• Your goal
Look through the lines below and extract each one that contains "German".

• Data listing
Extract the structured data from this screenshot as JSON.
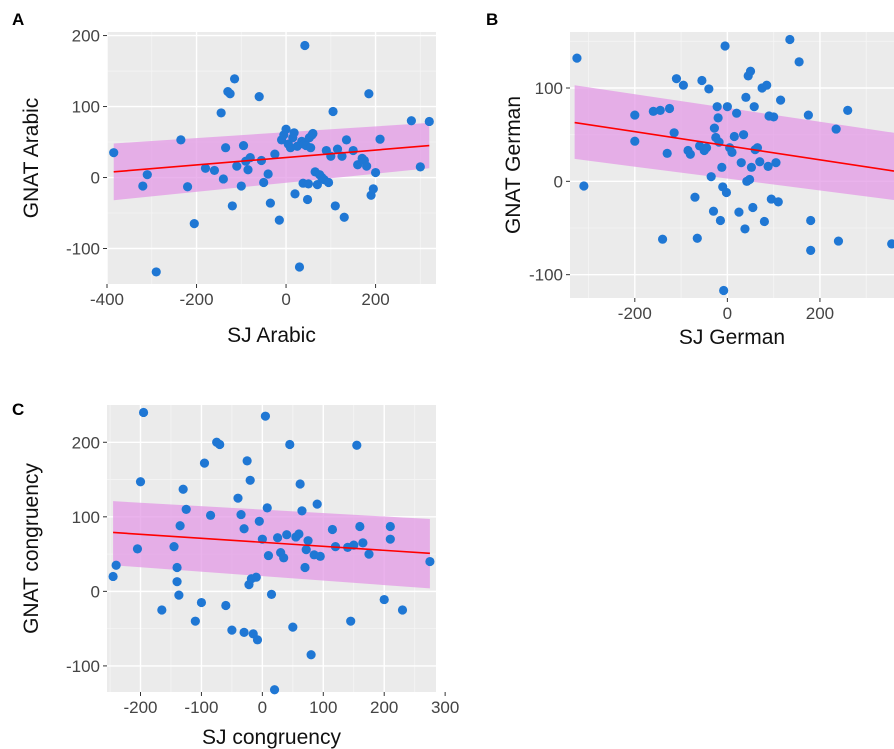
{
  "colors": {
    "panel_bg": "#EBEBEB",
    "grid_major": "#FFFFFF",
    "grid_minor": "#F5F5F5",
    "point": "#1F77D4",
    "ribbon": "#E39AE6",
    "line": "#FF0000"
  },
  "chart_data": [
    {
      "type": "scatter",
      "panel": "A",
      "xlabel": "SJ Arabic",
      "ylabel": "GNAT Arabic",
      "xlim": [
        -400,
        335
      ],
      "ylim": [
        -150,
        205
      ],
      "xticks": [
        -400,
        -200,
        0,
        200
      ],
      "yticks": [
        -100,
        0,
        100,
        200
      ],
      "xtick_labels": [
        "-400",
        "-200",
        "0",
        "200"
      ],
      "ytick_labels": [
        "-100",
        "0",
        "100",
        "200"
      ],
      "fit": {
        "x": [
          -385,
          320
        ],
        "y": [
          8,
          45
        ],
        "ribbon_low": [
          -32,
          13
        ],
        "ribbon_high": [
          48,
          77
        ]
      },
      "points": [
        [
          -385,
          35
        ],
        [
          -320,
          -12
        ],
        [
          -310,
          4
        ],
        [
          -290,
          -133
        ],
        [
          -235,
          53
        ],
        [
          -220,
          -13
        ],
        [
          -205,
          -65
        ],
        [
          -180,
          13
        ],
        [
          -160,
          10
        ],
        [
          -145,
          91
        ],
        [
          -140,
          -2
        ],
        [
          -135,
          42
        ],
        [
          -130,
          121
        ],
        [
          -125,
          118
        ],
        [
          -120,
          -40
        ],
        [
          -115,
          139
        ],
        [
          -110,
          16
        ],
        [
          -100,
          -12
        ],
        [
          -95,
          45
        ],
        [
          -90,
          23
        ],
        [
          -85,
          11
        ],
        [
          -80,
          28
        ],
        [
          -60,
          114
        ],
        [
          -55,
          24
        ],
        [
          -50,
          -7
        ],
        [
          -40,
          5
        ],
        [
          -35,
          -36
        ],
        [
          -25,
          33
        ],
        [
          -15,
          -60
        ],
        [
          -10,
          53
        ],
        [
          -5,
          60
        ],
        [
          0,
          68
        ],
        [
          5,
          47
        ],
        [
          10,
          42
        ],
        [
          15,
          56
        ],
        [
          18,
          63
        ],
        [
          20,
          -23
        ],
        [
          25,
          44
        ],
        [
          30,
          -126
        ],
        [
          35,
          51
        ],
        [
          38,
          -8
        ],
        [
          40,
          47
        ],
        [
          42,
          186
        ],
        [
          45,
          45
        ],
        [
          48,
          -31
        ],
        [
          50,
          -9
        ],
        [
          52,
          56
        ],
        [
          55,
          42
        ],
        [
          58,
          60
        ],
        [
          60,
          62
        ],
        [
          65,
          8
        ],
        [
          70,
          -10
        ],
        [
          75,
          4
        ],
        [
          80,
          0
        ],
        [
          85,
          -3
        ],
        [
          90,
          38
        ],
        [
          95,
          -7
        ],
        [
          100,
          30
        ],
        [
          105,
          93
        ],
        [
          110,
          -40
        ],
        [
          115,
          40
        ],
        [
          125,
          30
        ],
        [
          130,
          -56
        ],
        [
          135,
          53
        ],
        [
          150,
          38
        ],
        [
          160,
          18
        ],
        [
          170,
          27
        ],
        [
          175,
          24
        ],
        [
          180,
          16
        ],
        [
          185,
          118
        ],
        [
          190,
          -25
        ],
        [
          195,
          -16
        ],
        [
          200,
          7
        ],
        [
          210,
          54
        ],
        [
          280,
          80
        ],
        [
          300,
          15
        ],
        [
          320,
          79
        ]
      ]
    },
    {
      "type": "scatter",
      "panel": "B",
      "xlabel": "SJ German",
      "ylabel": "GNAT German",
      "xlim": [
        -340,
        360
      ],
      "ylim": [
        -125,
        160
      ],
      "xticks": [
        -200,
        0,
        200
      ],
      "yticks": [
        -100,
        0,
        100
      ],
      "xtick_labels": [
        "-200",
        "0",
        "200"
      ],
      "ytick_labels": [
        "-100",
        "0",
        "100"
      ],
      "fit": {
        "x": [
          -330,
          360
        ],
        "y": [
          63,
          11
        ],
        "ribbon_low": [
          24,
          -20
        ],
        "ribbon_high": [
          103,
          52
        ]
      },
      "points": [
        [
          -325,
          132
        ],
        [
          -310,
          -5
        ],
        [
          -200,
          71
        ],
        [
          -200,
          43
        ],
        [
          -160,
          75
        ],
        [
          -145,
          76
        ],
        [
          -140,
          -62
        ],
        [
          -130,
          30
        ],
        [
          -125,
          78
        ],
        [
          -115,
          52
        ],
        [
          -110,
          110
        ],
        [
          -95,
          103
        ],
        [
          -85,
          33
        ],
        [
          -80,
          29
        ],
        [
          -70,
          -17
        ],
        [
          -65,
          -61
        ],
        [
          -60,
          38
        ],
        [
          -55,
          108
        ],
        [
          -50,
          33
        ],
        [
          -45,
          36
        ],
        [
          -40,
          99
        ],
        [
          -35,
          5
        ],
        [
          -30,
          -32
        ],
        [
          -28,
          57
        ],
        [
          -25,
          47
        ],
        [
          -22,
          80
        ],
        [
          -20,
          68
        ],
        [
          -18,
          42
        ],
        [
          -15,
          -42
        ],
        [
          -12,
          15
        ],
        [
          -10,
          -6
        ],
        [
          -8,
          -117
        ],
        [
          -5,
          145
        ],
        [
          -2,
          -12
        ],
        [
          0,
          80
        ],
        [
          5,
          36
        ],
        [
          10,
          31
        ],
        [
          15,
          48
        ],
        [
          20,
          73
        ],
        [
          25,
          -33
        ],
        [
          30,
          20
        ],
        [
          35,
          50
        ],
        [
          38,
          -51
        ],
        [
          40,
          90
        ],
        [
          42,
          0
        ],
        [
          45,
          113
        ],
        [
          48,
          2
        ],
        [
          50,
          118
        ],
        [
          52,
          15
        ],
        [
          55,
          -28
        ],
        [
          58,
          80
        ],
        [
          60,
          34
        ],
        [
          65,
          36
        ],
        [
          70,
          21
        ],
        [
          75,
          100
        ],
        [
          80,
          -43
        ],
        [
          85,
          103
        ],
        [
          88,
          16
        ],
        [
          90,
          70
        ],
        [
          95,
          -19
        ],
        [
          100,
          69
        ],
        [
          105,
          20
        ],
        [
          110,
          -22
        ],
        [
          115,
          87
        ],
        [
          135,
          152
        ],
        [
          155,
          128
        ],
        [
          175,
          71
        ],
        [
          180,
          -42
        ],
        [
          180,
          -74
        ],
        [
          235,
          56
        ],
        [
          240,
          -64
        ],
        [
          260,
          76
        ],
        [
          355,
          -67
        ]
      ]
    },
    {
      "type": "scatter",
      "panel": "C",
      "xlabel": "SJ congruency",
      "ylabel": "GNAT congruency",
      "xlim": [
        -255,
        285
      ],
      "ylim": [
        -135,
        250
      ],
      "xticks": [
        -200,
        -100,
        0,
        100,
        200,
        300
      ],
      "yticks": [
        -100,
        0,
        100,
        200
      ],
      "xtick_labels": [
        "-200",
        "-100",
        "0",
        "100",
        "200",
        "300"
      ],
      "ytick_labels": [
        "-100",
        "0",
        "100",
        "200"
      ],
      "fit": {
        "x": [
          -245,
          275
        ],
        "y": [
          79,
          51
        ],
        "ribbon_low": [
          35,
          4
        ],
        "ribbon_high": [
          121,
          97
        ]
      },
      "points": [
        [
          -245,
          20
        ],
        [
          -240,
          35
        ],
        [
          -205,
          57
        ],
        [
          -200,
          147
        ],
        [
          -195,
          240
        ],
        [
          -165,
          -25
        ],
        [
          -145,
          60
        ],
        [
          -140,
          32
        ],
        [
          -140,
          13
        ],
        [
          -137,
          -5
        ],
        [
          -135,
          88
        ],
        [
          -130,
          137
        ],
        [
          -125,
          110
        ],
        [
          -110,
          -40
        ],
        [
          -100,
          -15
        ],
        [
          -95,
          172
        ],
        [
          -85,
          102
        ],
        [
          -75,
          200
        ],
        [
          -70,
          197
        ],
        [
          -60,
          -19
        ],
        [
          -50,
          -52
        ],
        [
          -40,
          125
        ],
        [
          -35,
          103
        ],
        [
          -30,
          84
        ],
        [
          -30,
          -55
        ],
        [
          -25,
          175
        ],
        [
          -22,
          9
        ],
        [
          -20,
          149
        ],
        [
          -18,
          17
        ],
        [
          -15,
          -57
        ],
        [
          -10,
          19
        ],
        [
          -8,
          -65
        ],
        [
          -5,
          94
        ],
        [
          0,
          70
        ],
        [
          5,
          235
        ],
        [
          8,
          112
        ],
        [
          10,
          48
        ],
        [
          15,
          -4
        ],
        [
          20,
          -132
        ],
        [
          25,
          72
        ],
        [
          30,
          52
        ],
        [
          35,
          45
        ],
        [
          40,
          76
        ],
        [
          45,
          197
        ],
        [
          50,
          -48
        ],
        [
          55,
          73
        ],
        [
          60,
          77
        ],
        [
          62,
          144
        ],
        [
          65,
          108
        ],
        [
          70,
          32
        ],
        [
          72,
          56
        ],
        [
          75,
          68
        ],
        [
          80,
          -85
        ],
        [
          85,
          49
        ],
        [
          90,
          117
        ],
        [
          95,
          47
        ],
        [
          115,
          83
        ],
        [
          120,
          60
        ],
        [
          140,
          59
        ],
        [
          145,
          -40
        ],
        [
          150,
          62
        ],
        [
          155,
          196
        ],
        [
          160,
          87
        ],
        [
          165,
          65
        ],
        [
          175,
          50
        ],
        [
          200,
          -11
        ],
        [
          210,
          70
        ],
        [
          210,
          87
        ],
        [
          230,
          -25
        ],
        [
          275,
          40
        ]
      ]
    }
  ]
}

• Written answer
      "xlabel": "SJ German",
      "ylabel": "GNAT German",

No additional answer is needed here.